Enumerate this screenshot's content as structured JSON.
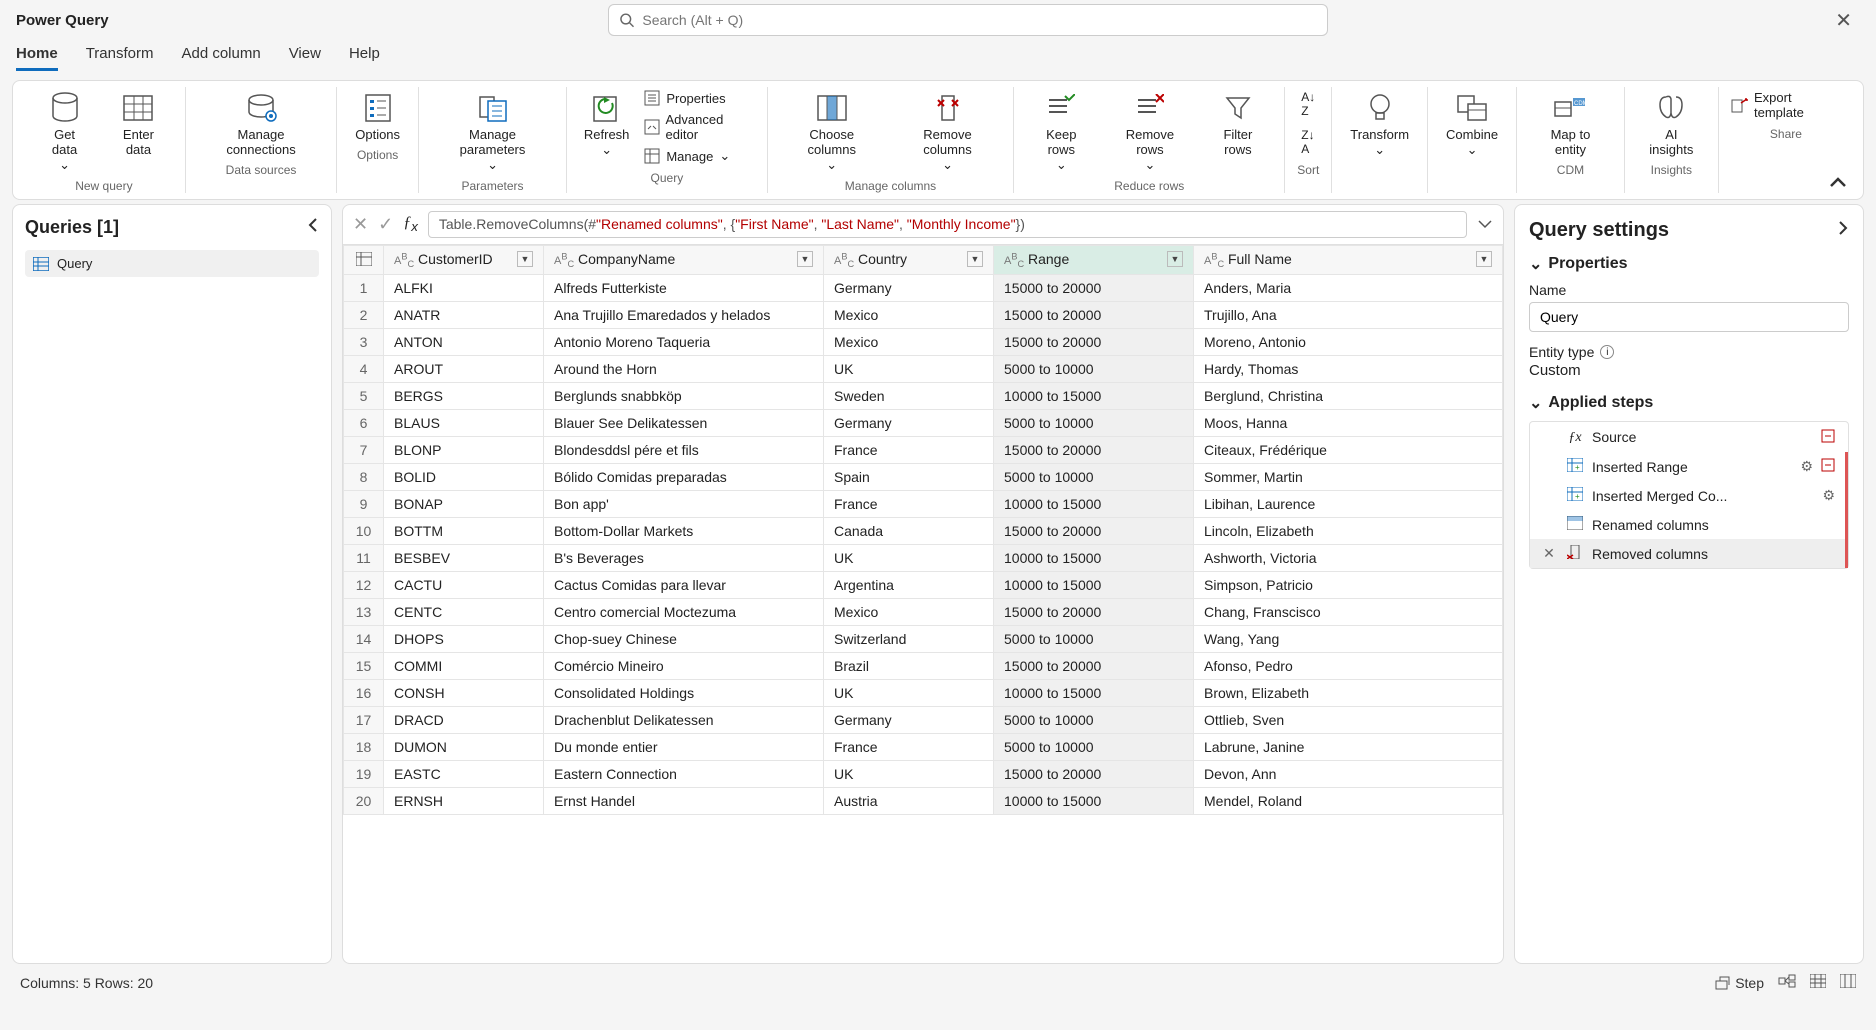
{
  "title": "Power Query",
  "search": {
    "placeholder": "Search (Alt + Q)"
  },
  "tabs": [
    "Home",
    "Transform",
    "Add column",
    "View",
    "Help"
  ],
  "ribbon": {
    "groups": [
      {
        "label": "New query",
        "items": [
          "Get data",
          "Enter data"
        ]
      },
      {
        "label": "Data sources",
        "items": [
          "Manage connections"
        ]
      },
      {
        "label": "Options",
        "items": [
          "Options"
        ]
      },
      {
        "label": "Parameters",
        "items": [
          "Manage parameters"
        ]
      },
      {
        "label": "Query",
        "items": [
          "Refresh"
        ],
        "small": [
          "Properties",
          "Advanced editor",
          "Manage"
        ]
      },
      {
        "label": "Manage columns",
        "items": [
          "Choose columns",
          "Remove columns"
        ]
      },
      {
        "label": "Reduce rows",
        "items": [
          "Keep rows",
          "Remove rows",
          "Filter rows"
        ]
      },
      {
        "label": "Sort",
        "items": [
          ""
        ]
      },
      {
        "label": "",
        "items": [
          "Transform"
        ]
      },
      {
        "label": "",
        "items": [
          "Combine"
        ]
      },
      {
        "label": "CDM",
        "items": [
          "Map to entity"
        ]
      },
      {
        "label": "Insights",
        "items": [
          "AI insights"
        ]
      },
      {
        "label": "Share",
        "small": [
          "Export template"
        ]
      }
    ]
  },
  "queries": {
    "title": "Queries [1]",
    "items": [
      "Query"
    ]
  },
  "formula": {
    "prefix": "Table.RemoveColumns(#",
    "renamed": "\"Renamed columns\"",
    "mid": ", {",
    "s1": "\"First Name\"",
    "s2": "\"Last Name\"",
    "s3": "\"Monthly Income\"",
    "suffix": "})"
  },
  "columns": [
    "CustomerID",
    "CompanyName",
    "Country",
    "Range",
    "Full Name"
  ],
  "rows": [
    [
      "ALFKI",
      "Alfreds Futterkiste",
      "Germany",
      "15000 to 20000",
      "Anders, Maria"
    ],
    [
      "ANATR",
      "Ana Trujillo Emaredados y helados",
      "Mexico",
      "15000 to 20000",
      "Trujillo, Ana"
    ],
    [
      "ANTON",
      "Antonio Moreno Taqueria",
      "Mexico",
      "15000 to 20000",
      "Moreno, Antonio"
    ],
    [
      "AROUT",
      "Around the Horn",
      "UK",
      "5000 to 10000",
      "Hardy, Thomas"
    ],
    [
      "BERGS",
      "Berglunds snabbköp",
      "Sweden",
      "10000 to 15000",
      "Berglund, Christina"
    ],
    [
      "BLAUS",
      "Blauer See Delikatessen",
      "Germany",
      "5000 to 10000",
      "Moos, Hanna"
    ],
    [
      "BLONP",
      "Blondesddsl pére et fils",
      "France",
      "15000 to 20000",
      "Citeaux, Frédérique"
    ],
    [
      "BOLID",
      "Bólido Comidas preparadas",
      "Spain",
      "5000 to 10000",
      "Sommer, Martin"
    ],
    [
      "BONAP",
      "Bon app'",
      "France",
      "10000 to 15000",
      "Libihan, Laurence"
    ],
    [
      "BOTTM",
      "Bottom-Dollar Markets",
      "Canada",
      "15000 to 20000",
      "Lincoln, Elizabeth"
    ],
    [
      "BESBEV",
      "B's Beverages",
      "UK",
      "10000 to 15000",
      "Ashworth, Victoria"
    ],
    [
      "CACTU",
      "Cactus Comidas para llevar",
      "Argentina",
      "10000 to 15000",
      "Simpson, Patricio"
    ],
    [
      "CENTC",
      "Centro comercial Moctezuma",
      "Mexico",
      "15000 to 20000",
      "Chang, Franscisco"
    ],
    [
      "DHOPS",
      "Chop-suey Chinese",
      "Switzerland",
      "5000 to 10000",
      "Wang, Yang"
    ],
    [
      "COMMI",
      "Comércio Mineiro",
      "Brazil",
      "15000 to 20000",
      "Afonso, Pedro"
    ],
    [
      "CONSH",
      "Consolidated Holdings",
      "UK",
      "10000 to 15000",
      "Brown, Elizabeth"
    ],
    [
      "DRACD",
      "Drachenblut Delikatessen",
      "Germany",
      "5000 to 10000",
      "Ottlieb, Sven"
    ],
    [
      "DUMON",
      "Du monde entier",
      "France",
      "5000 to 10000",
      "Labrune, Janine"
    ],
    [
      "EASTC",
      "Eastern Connection",
      "UK",
      "15000 to 20000",
      "Devon, Ann"
    ],
    [
      "ERNSH",
      "Ernst Handel",
      "Austria",
      "10000 to 15000",
      "Mendel, Roland"
    ]
  ],
  "settings": {
    "title": "Query settings",
    "properties": "Properties",
    "name_label": "Name",
    "name_value": "Query",
    "entity_label": "Entity type",
    "entity_value": "Custom",
    "steps_title": "Applied steps",
    "steps": [
      {
        "label": "Source",
        "gear": false,
        "x": false,
        "first": true,
        "dash": true
      },
      {
        "label": "Inserted Range",
        "gear": true,
        "x": false,
        "dash": true
      },
      {
        "label": "Inserted Merged Co...",
        "gear": true,
        "x": false
      },
      {
        "label": "Renamed columns",
        "gear": false,
        "x": false
      },
      {
        "label": "Removed columns",
        "gear": false,
        "x": true,
        "selected": true
      }
    ]
  },
  "status": {
    "left": "Columns: 5   Rows: 20",
    "step": "Step"
  }
}
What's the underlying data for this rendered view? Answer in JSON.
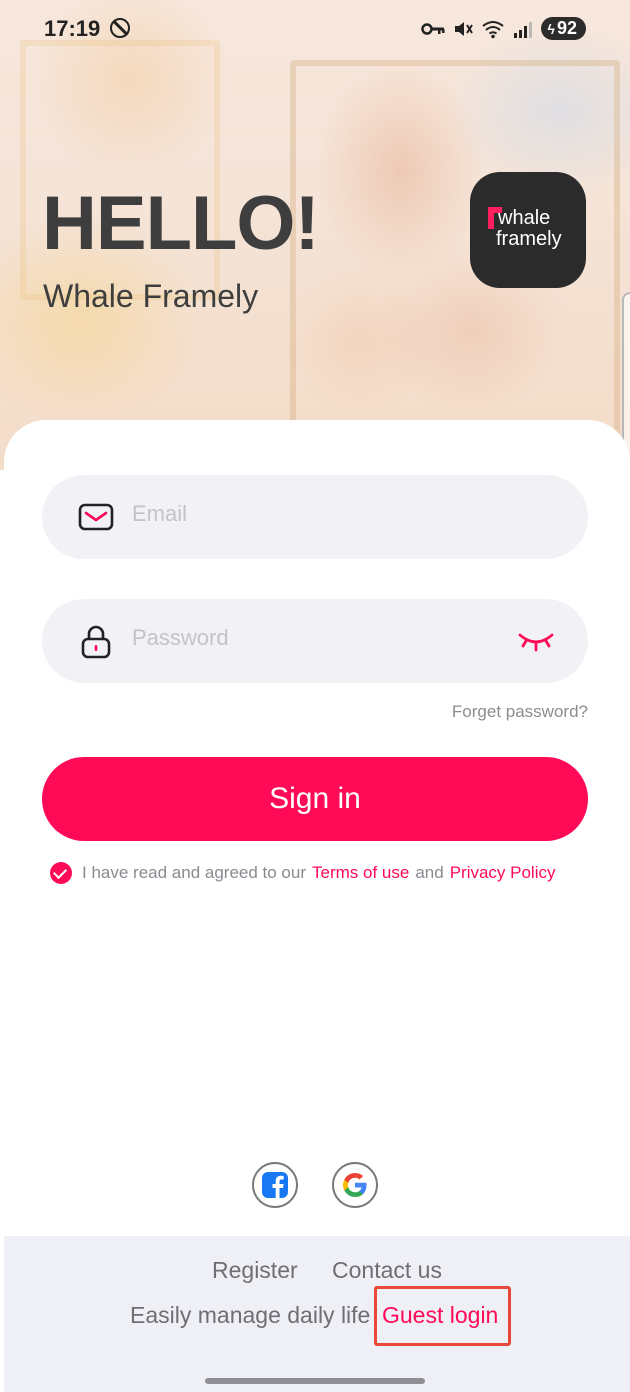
{
  "status_bar": {
    "time": "17:19",
    "battery": "92",
    "icons": [
      "dnd-icon",
      "key-icon",
      "mute-icon",
      "wifi-icon",
      "signal-icon",
      "battery-charging-icon"
    ]
  },
  "hero": {
    "title": "HELLO!",
    "app_name": "Whale Framely",
    "logo_line1": "whale",
    "logo_line2": "framely"
  },
  "form": {
    "email_placeholder": "Email",
    "password_placeholder": "Password",
    "forget_password": "Forget password?",
    "signin_label": "Sign in"
  },
  "agreement": {
    "prefix": "I have read and agreed to our",
    "terms": "Terms of use",
    "and": "and",
    "privacy": "Privacy Policy",
    "checked": true
  },
  "social": [
    "facebook-icon",
    "google-icon"
  ],
  "footer": {
    "register": "Register",
    "contact": "Contact us",
    "tagline": "Easily manage daily life",
    "guest_login": "Guest login"
  },
  "colors": {
    "accent": "#ff0a56",
    "highlight_box": "#e8483a",
    "logo_bg": "#2b2b2b"
  }
}
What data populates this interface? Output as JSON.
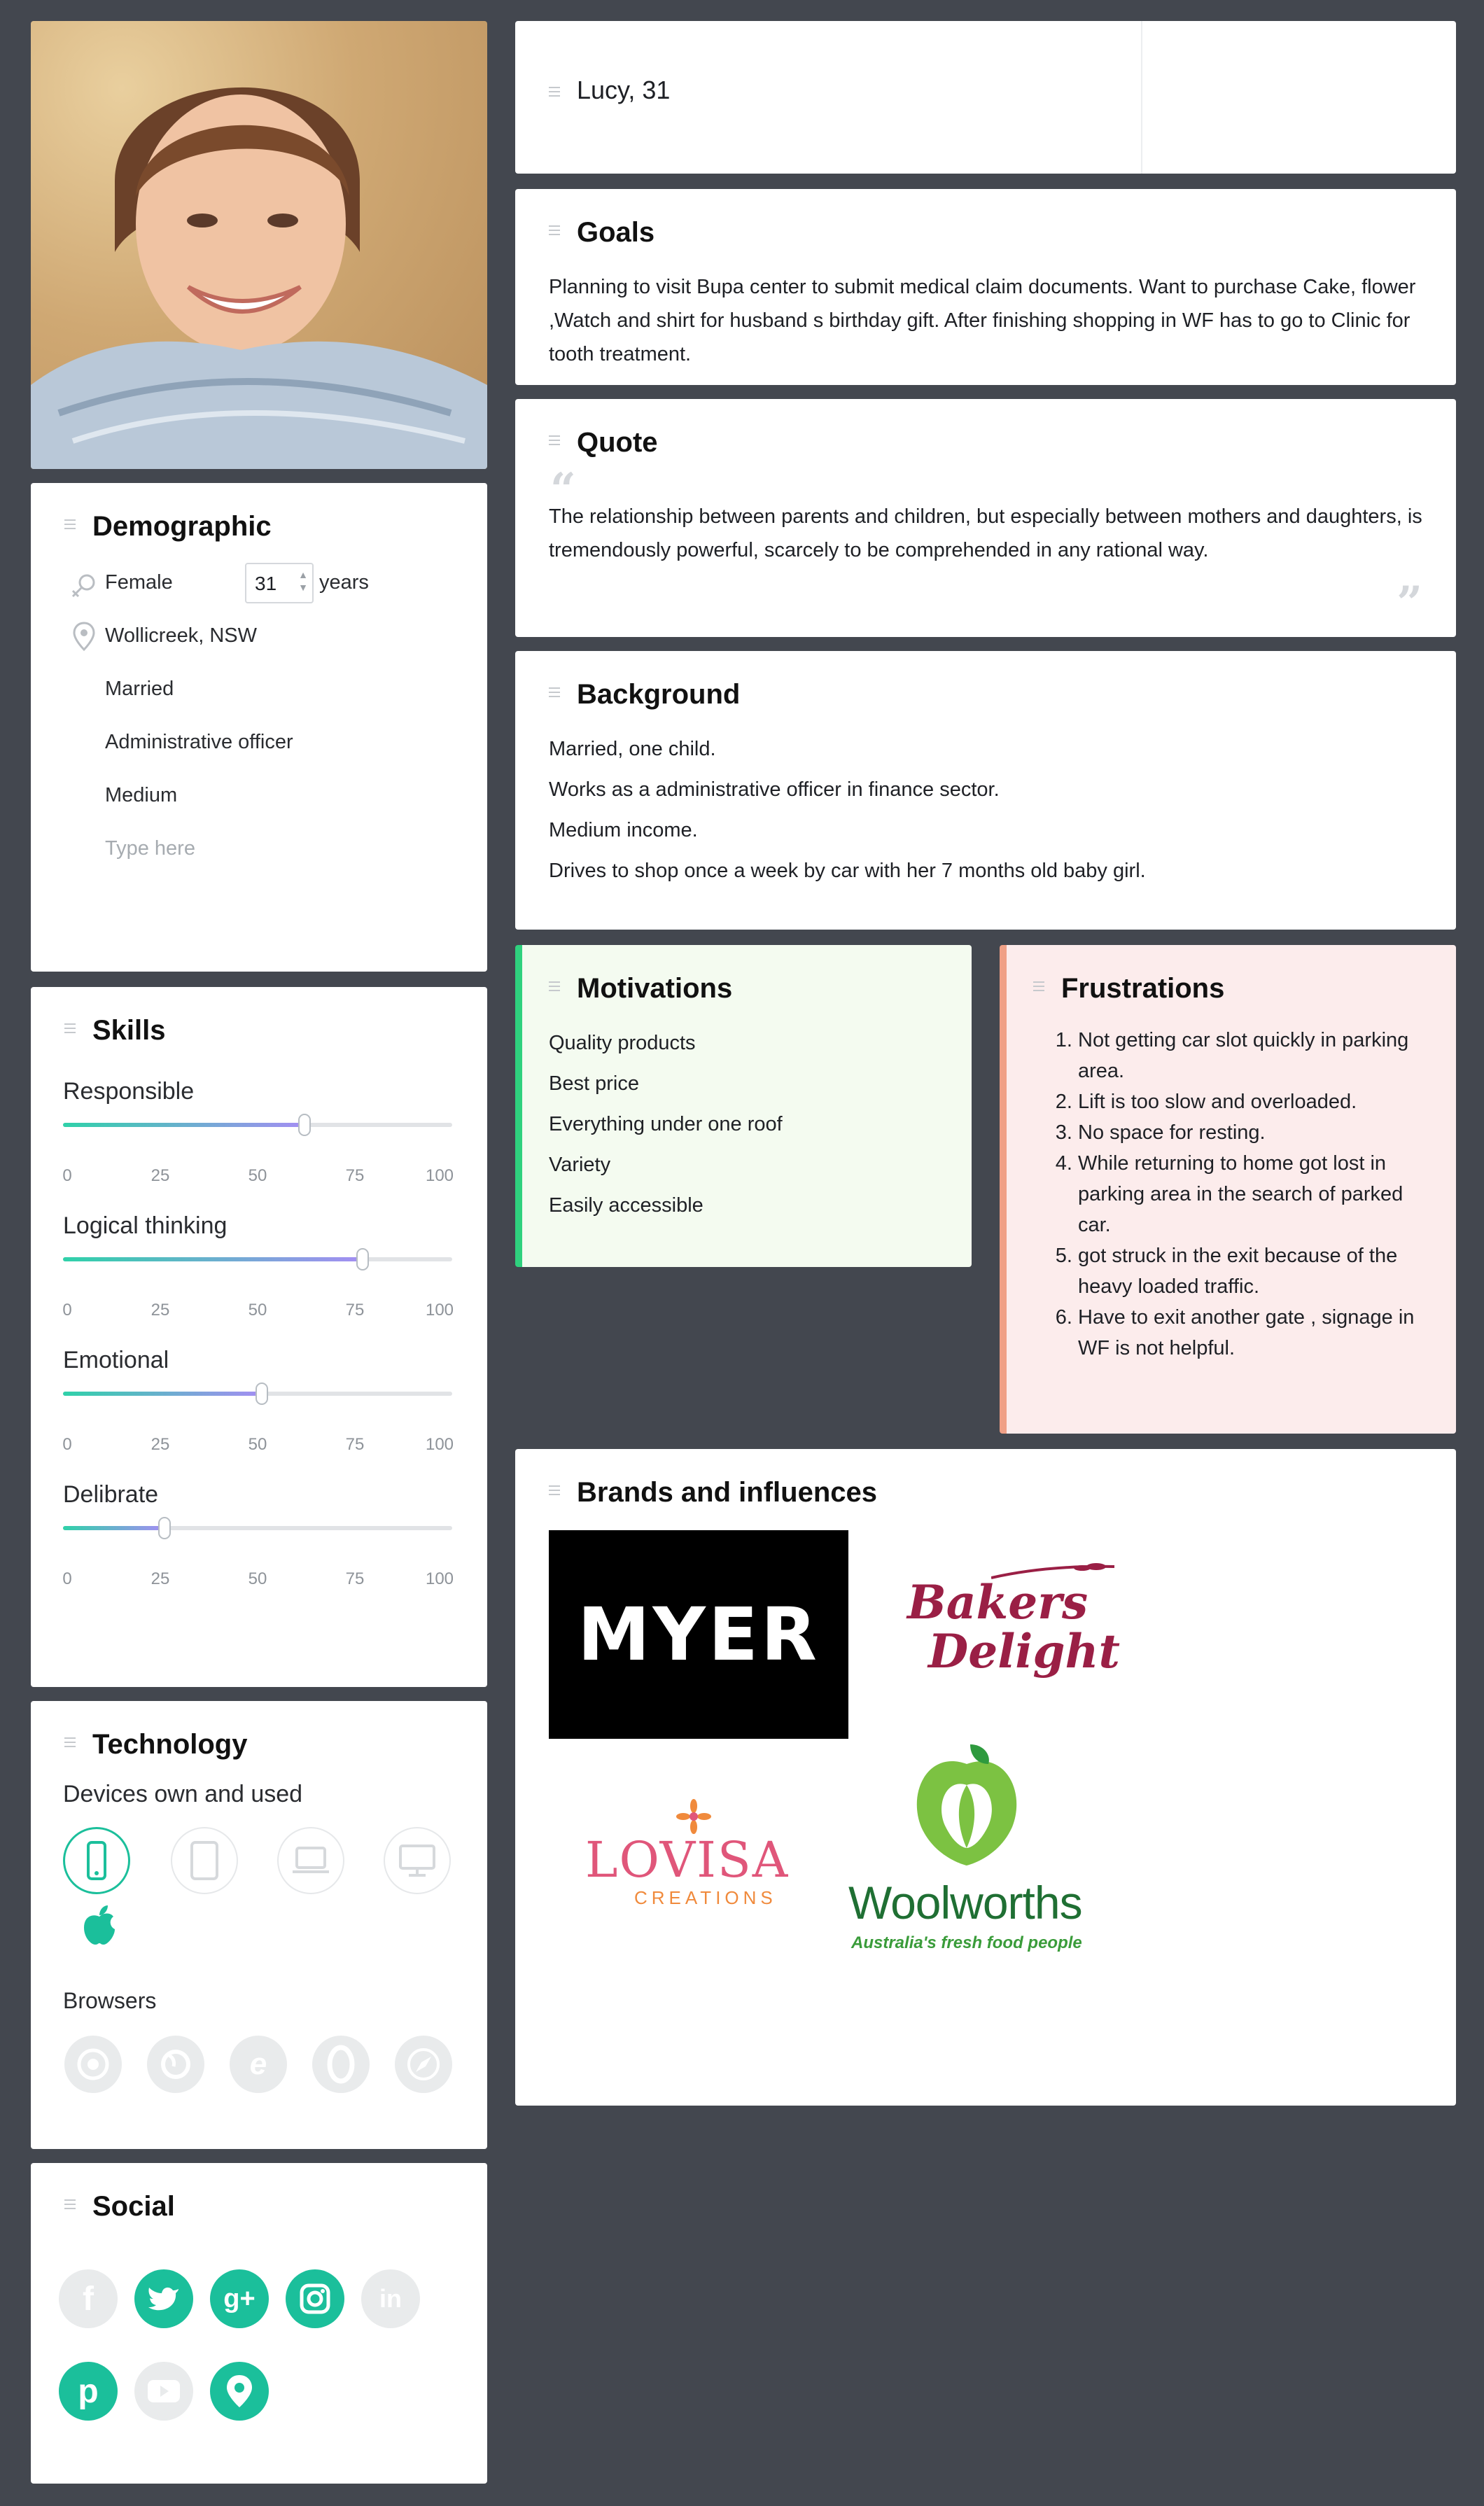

■ **Short exercise**:
Search the listing for the word "Elizabeth" and return each line that holds it.

■ **Solution**:
      "Lincoln, Elizabeth"
      "Brown, Elizabeth"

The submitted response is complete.